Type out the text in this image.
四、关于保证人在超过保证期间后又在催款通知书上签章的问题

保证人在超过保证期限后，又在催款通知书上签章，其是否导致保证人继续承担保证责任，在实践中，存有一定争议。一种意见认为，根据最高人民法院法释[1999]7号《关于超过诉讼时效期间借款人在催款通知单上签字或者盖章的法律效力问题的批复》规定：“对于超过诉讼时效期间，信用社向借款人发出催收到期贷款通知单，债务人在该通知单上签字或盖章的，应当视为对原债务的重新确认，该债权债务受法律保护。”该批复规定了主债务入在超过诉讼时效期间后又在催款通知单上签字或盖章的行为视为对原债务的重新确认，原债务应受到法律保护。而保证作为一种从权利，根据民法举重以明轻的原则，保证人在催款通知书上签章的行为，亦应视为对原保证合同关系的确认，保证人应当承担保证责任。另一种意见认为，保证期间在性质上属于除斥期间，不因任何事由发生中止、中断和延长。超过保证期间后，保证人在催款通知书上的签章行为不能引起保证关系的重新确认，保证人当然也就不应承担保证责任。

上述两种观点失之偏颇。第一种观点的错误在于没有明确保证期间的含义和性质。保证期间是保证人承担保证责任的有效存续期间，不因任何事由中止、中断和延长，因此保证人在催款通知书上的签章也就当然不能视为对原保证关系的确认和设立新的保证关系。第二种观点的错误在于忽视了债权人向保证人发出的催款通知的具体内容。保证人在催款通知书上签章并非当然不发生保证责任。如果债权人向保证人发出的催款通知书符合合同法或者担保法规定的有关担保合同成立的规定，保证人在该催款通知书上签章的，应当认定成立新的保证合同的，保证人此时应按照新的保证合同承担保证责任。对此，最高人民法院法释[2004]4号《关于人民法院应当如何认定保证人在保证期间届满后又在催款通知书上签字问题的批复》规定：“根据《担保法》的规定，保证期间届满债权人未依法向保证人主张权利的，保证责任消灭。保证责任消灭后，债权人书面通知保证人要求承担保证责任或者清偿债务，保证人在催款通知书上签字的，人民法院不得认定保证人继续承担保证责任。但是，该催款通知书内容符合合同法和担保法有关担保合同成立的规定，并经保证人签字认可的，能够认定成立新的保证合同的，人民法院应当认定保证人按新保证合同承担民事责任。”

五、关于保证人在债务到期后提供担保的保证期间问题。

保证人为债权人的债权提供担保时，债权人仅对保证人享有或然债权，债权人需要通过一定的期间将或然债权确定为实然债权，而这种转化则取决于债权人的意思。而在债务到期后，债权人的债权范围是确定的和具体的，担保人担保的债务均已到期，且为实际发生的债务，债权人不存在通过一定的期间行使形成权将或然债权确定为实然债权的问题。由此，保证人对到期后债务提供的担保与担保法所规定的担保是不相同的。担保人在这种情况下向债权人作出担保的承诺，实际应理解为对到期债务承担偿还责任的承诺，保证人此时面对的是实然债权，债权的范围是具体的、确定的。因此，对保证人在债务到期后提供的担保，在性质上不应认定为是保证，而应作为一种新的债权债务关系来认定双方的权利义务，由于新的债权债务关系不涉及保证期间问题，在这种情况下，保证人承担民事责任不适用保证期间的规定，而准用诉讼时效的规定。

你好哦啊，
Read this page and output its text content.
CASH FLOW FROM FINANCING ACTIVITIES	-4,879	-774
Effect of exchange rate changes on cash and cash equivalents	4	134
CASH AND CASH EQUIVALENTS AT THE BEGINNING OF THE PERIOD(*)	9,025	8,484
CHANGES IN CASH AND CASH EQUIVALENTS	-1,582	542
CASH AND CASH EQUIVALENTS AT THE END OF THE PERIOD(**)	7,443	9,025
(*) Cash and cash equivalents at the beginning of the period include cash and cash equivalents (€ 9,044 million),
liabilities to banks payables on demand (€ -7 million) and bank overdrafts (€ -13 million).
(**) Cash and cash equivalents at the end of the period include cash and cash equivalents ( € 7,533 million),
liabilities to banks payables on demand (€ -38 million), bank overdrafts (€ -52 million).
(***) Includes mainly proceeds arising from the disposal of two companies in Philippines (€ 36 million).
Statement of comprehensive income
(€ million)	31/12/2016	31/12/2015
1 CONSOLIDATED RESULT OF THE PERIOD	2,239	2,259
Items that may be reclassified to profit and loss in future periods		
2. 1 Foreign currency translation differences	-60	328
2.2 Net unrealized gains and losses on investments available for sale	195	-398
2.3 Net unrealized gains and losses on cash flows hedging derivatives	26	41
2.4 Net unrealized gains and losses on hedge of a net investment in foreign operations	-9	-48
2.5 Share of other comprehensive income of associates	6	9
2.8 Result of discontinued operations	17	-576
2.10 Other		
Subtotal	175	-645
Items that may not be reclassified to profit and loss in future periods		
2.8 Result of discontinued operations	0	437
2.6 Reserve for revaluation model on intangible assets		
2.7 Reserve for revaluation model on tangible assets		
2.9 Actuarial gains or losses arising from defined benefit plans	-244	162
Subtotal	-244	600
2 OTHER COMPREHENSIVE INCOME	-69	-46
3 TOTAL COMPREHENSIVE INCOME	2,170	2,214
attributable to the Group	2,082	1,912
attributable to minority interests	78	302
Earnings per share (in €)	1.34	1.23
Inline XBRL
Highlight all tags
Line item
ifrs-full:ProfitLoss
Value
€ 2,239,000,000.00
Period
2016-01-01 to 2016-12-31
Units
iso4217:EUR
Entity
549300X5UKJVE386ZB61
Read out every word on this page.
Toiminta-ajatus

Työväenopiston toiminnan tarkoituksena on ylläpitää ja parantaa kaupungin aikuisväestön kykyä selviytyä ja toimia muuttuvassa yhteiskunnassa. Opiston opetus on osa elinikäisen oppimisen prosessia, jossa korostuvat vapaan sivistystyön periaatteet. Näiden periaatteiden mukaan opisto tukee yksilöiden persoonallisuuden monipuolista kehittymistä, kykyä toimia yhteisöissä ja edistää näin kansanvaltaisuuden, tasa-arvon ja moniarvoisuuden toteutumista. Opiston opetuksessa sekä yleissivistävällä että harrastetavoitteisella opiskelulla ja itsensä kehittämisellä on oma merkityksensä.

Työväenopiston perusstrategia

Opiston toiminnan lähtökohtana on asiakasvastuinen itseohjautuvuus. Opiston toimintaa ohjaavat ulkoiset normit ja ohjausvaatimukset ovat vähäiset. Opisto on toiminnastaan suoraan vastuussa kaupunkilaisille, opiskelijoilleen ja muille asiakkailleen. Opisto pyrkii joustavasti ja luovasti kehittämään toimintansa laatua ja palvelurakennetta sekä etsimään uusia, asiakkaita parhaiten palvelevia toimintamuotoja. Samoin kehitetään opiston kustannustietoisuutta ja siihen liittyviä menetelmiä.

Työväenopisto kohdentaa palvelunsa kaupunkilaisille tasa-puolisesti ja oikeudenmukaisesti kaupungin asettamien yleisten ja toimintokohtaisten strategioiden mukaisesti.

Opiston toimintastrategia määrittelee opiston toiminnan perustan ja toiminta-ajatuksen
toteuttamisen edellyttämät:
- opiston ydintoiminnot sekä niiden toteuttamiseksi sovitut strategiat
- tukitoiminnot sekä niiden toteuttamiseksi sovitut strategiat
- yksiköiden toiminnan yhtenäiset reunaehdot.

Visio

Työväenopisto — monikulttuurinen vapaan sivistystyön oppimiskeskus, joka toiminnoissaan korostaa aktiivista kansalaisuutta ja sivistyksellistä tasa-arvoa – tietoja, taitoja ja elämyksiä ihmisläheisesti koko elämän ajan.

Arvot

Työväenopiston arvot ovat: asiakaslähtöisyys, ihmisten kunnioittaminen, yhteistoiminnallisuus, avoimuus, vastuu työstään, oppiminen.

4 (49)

------

◆ **Task details**
Every line above that contains the word "strategiat" should be reported.

◆ **The output**
- opiston ydintoiminnot sekä niiden toteuttamiseksi sovitut strategiat
- tukitoiminnot sekä niiden toteuttamiseksi sovitut strategiat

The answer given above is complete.